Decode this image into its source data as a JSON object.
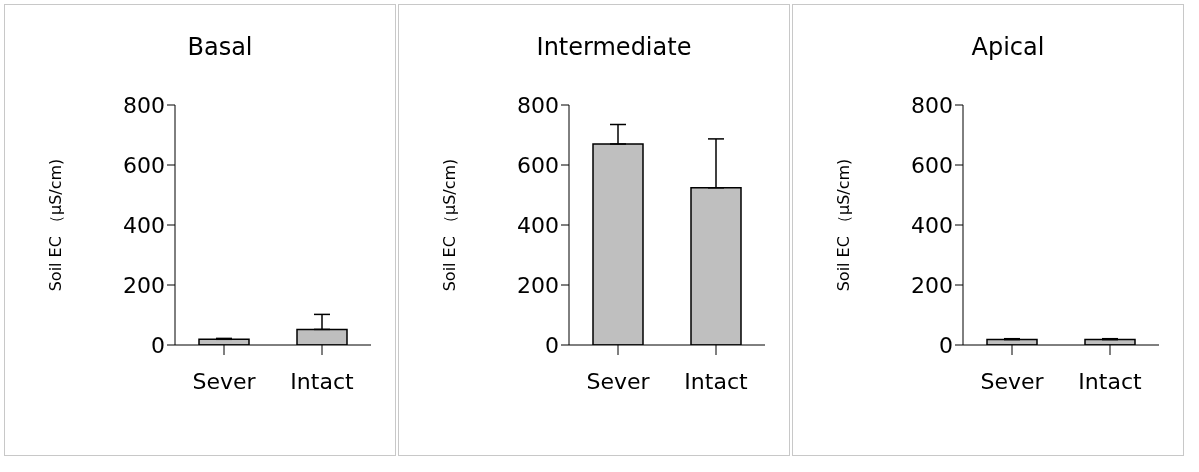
{
  "chart_data": [
    {
      "type": "bar",
      "title": "Basal",
      "ylabel": "Soil EC （μS/cm)",
      "categories": [
        "Sever",
        "Intact"
      ],
      "values": [
        19,
        52
      ],
      "errors": [
        [
          19,
          22
        ],
        [
          52,
          102
        ]
      ],
      "color": "#bfbfbf",
      "ylim": [
        0,
        800
      ],
      "yticks": [
        0,
        200,
        400,
        600,
        800
      ],
      "grid": false,
      "legend": false
    },
    {
      "type": "bar",
      "title": "Intermediate",
      "ylabel": "Soil EC （μS/cm)",
      "categories": [
        "Sever",
        "Intact"
      ],
      "values": [
        670,
        524
      ],
      "errors": [
        [
          670,
          735
        ],
        [
          524,
          687
        ]
      ],
      "color": "#bfbfbf",
      "ylim": [
        0,
        800
      ],
      "yticks": [
        0,
        200,
        400,
        600,
        800
      ],
      "grid": false,
      "legend": false
    },
    {
      "type": "bar",
      "title": "Apical",
      "ylabel": "Soil EC （μS/cm)",
      "categories": [
        "Sever",
        "Intact"
      ],
      "values": [
        18,
        18
      ],
      "errors": [
        [
          18,
          21
        ],
        [
          18,
          21
        ]
      ],
      "color": "#bfbfbf",
      "ylim": [
        0,
        800
      ],
      "yticks": [
        0,
        200,
        400,
        600,
        800
      ],
      "grid": false,
      "legend": false
    }
  ]
}
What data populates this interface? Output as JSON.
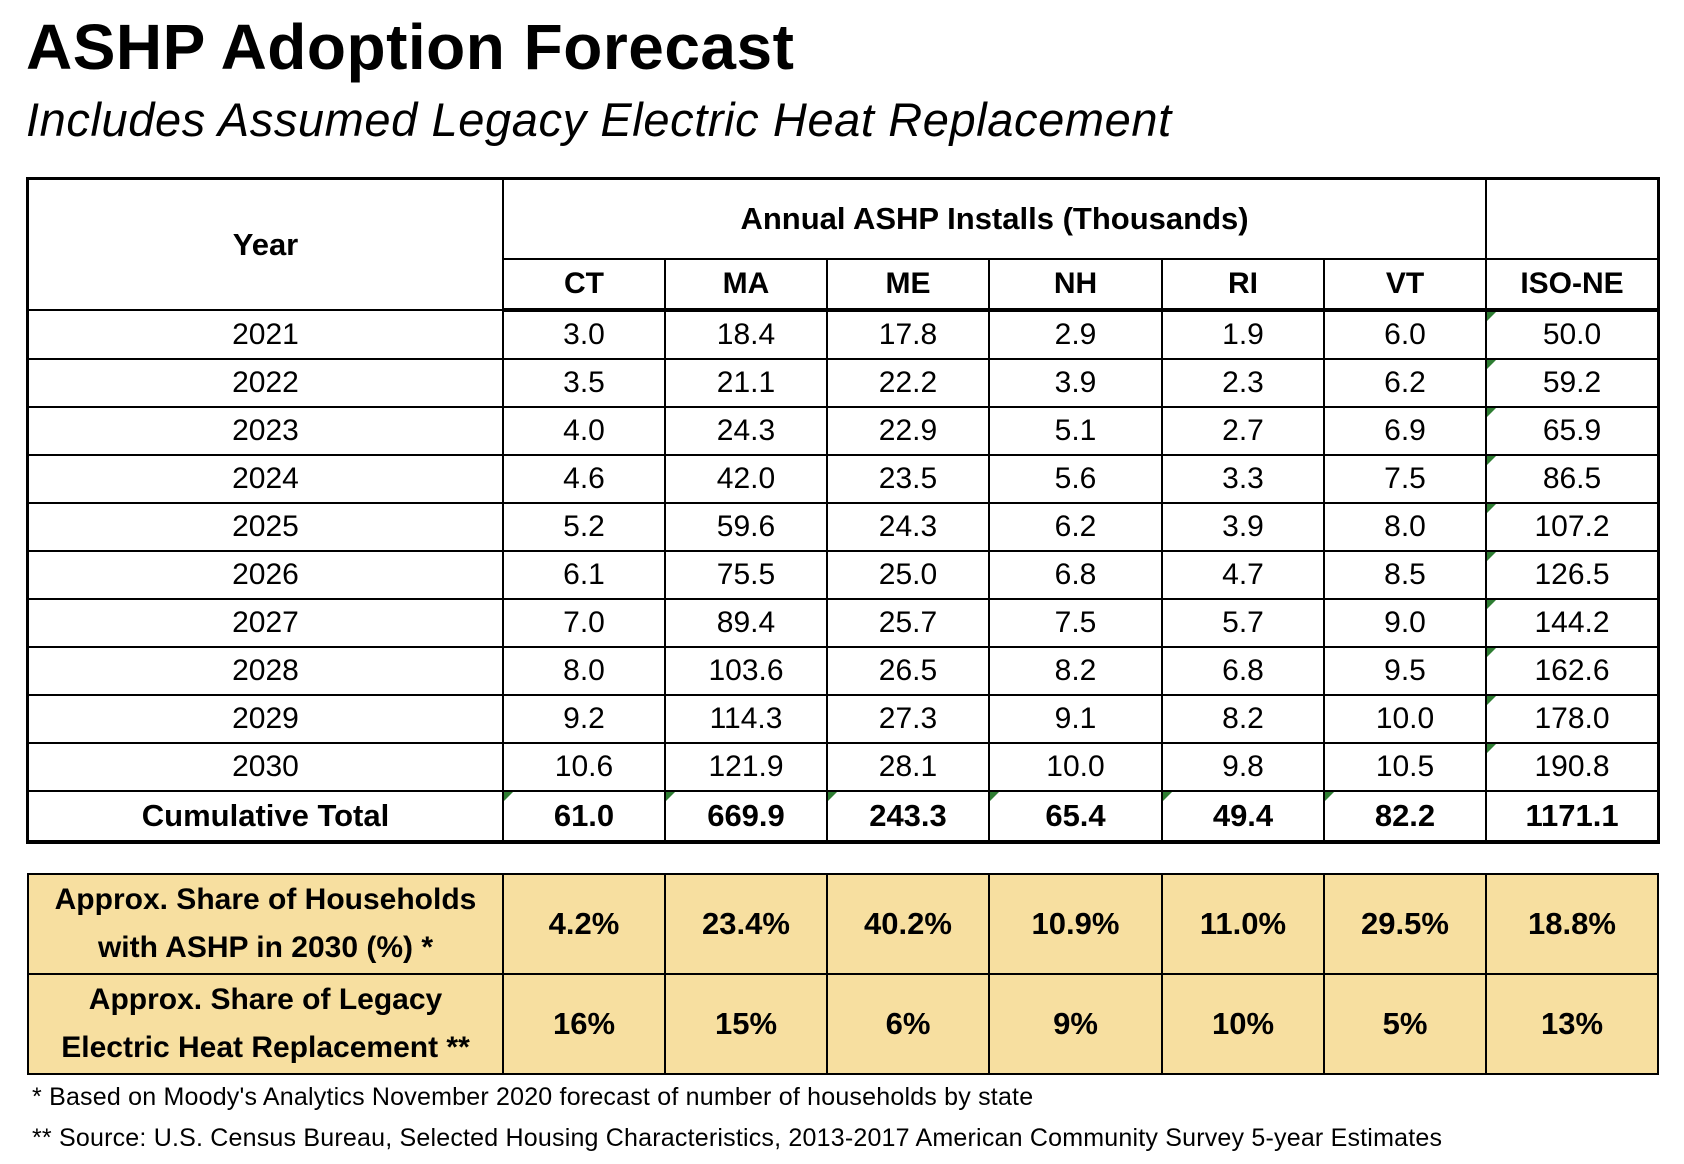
{
  "title": "ASHP Adoption Forecast",
  "subtitle": "Includes Assumed Legacy Electric Heat Replacement",
  "table": {
    "year_header": "Year",
    "group_header": "Annual ASHP Installs (Thousands)",
    "columns": [
      "CT",
      "MA",
      "ME",
      "NH",
      "RI",
      "VT",
      "ISO-NE"
    ],
    "rows": [
      {
        "year": "2021",
        "values": [
          "3.0",
          "18.4",
          "17.8",
          "2.9",
          "1.9",
          "6.0",
          "50.0"
        ]
      },
      {
        "year": "2022",
        "values": [
          "3.5",
          "21.1",
          "22.2",
          "3.9",
          "2.3",
          "6.2",
          "59.2"
        ]
      },
      {
        "year": "2023",
        "values": [
          "4.0",
          "24.3",
          "22.9",
          "5.1",
          "2.7",
          "6.9",
          "65.9"
        ]
      },
      {
        "year": "2024",
        "values": [
          "4.6",
          "42.0",
          "23.5",
          "5.6",
          "3.3",
          "7.5",
          "86.5"
        ]
      },
      {
        "year": "2025",
        "values": [
          "5.2",
          "59.6",
          "24.3",
          "6.2",
          "3.9",
          "8.0",
          "107.2"
        ]
      },
      {
        "year": "2026",
        "values": [
          "6.1",
          "75.5",
          "25.0",
          "6.8",
          "4.7",
          "8.5",
          "126.5"
        ]
      },
      {
        "year": "2027",
        "values": [
          "7.0",
          "89.4",
          "25.7",
          "7.5",
          "5.7",
          "9.0",
          "144.2"
        ]
      },
      {
        "year": "2028",
        "values": [
          "8.0",
          "103.6",
          "26.5",
          "8.2",
          "6.8",
          "9.5",
          "162.6"
        ]
      },
      {
        "year": "2029",
        "values": [
          "9.2",
          "114.3",
          "27.3",
          "9.1",
          "8.2",
          "10.0",
          "178.0"
        ]
      },
      {
        "year": "2030",
        "values": [
          "10.6",
          "121.9",
          "28.1",
          "10.0",
          "9.8",
          "10.5",
          "190.8"
        ]
      }
    ],
    "total": {
      "label": "Cumulative Total",
      "values": [
        "61.0",
        "669.9",
        "243.3",
        "65.4",
        "49.4",
        "82.2",
        "1171.1"
      ]
    }
  },
  "share_table": {
    "rows": [
      {
        "label_line1": "Approx. Share of Households",
        "label_line2": "with ASHP in 2030 (%) *",
        "values": [
          "4.2%",
          "23.4%",
          "40.2%",
          "10.9%",
          "11.0%",
          "29.5%",
          "18.8%"
        ]
      },
      {
        "label_line1": "Approx. Share of Legacy",
        "label_line2": "Electric Heat Replacement **",
        "values": [
          "16%",
          "15%",
          "6%",
          "9%",
          "10%",
          "5%",
          "13%"
        ]
      }
    ],
    "background_color": "#f7dfa0"
  },
  "footnotes": [
    "* Based on Moody's Analytics November 2020 forecast of number of households by state",
    "** Source: U.S. Census Bureau, Selected Housing Characteristics, 2013-2017 American Community Survey 5-year Estimates"
  ],
  "colors": {
    "error_indicator": "#2e7d32"
  }
}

[The task]: Make a list of all lines in the data that contain "Heat".

[Correct response]:
  "subtitle": "Includes Assumed Legacy Electric Heat Replacement",
        "label_line2": "Electric Heat Replacement **",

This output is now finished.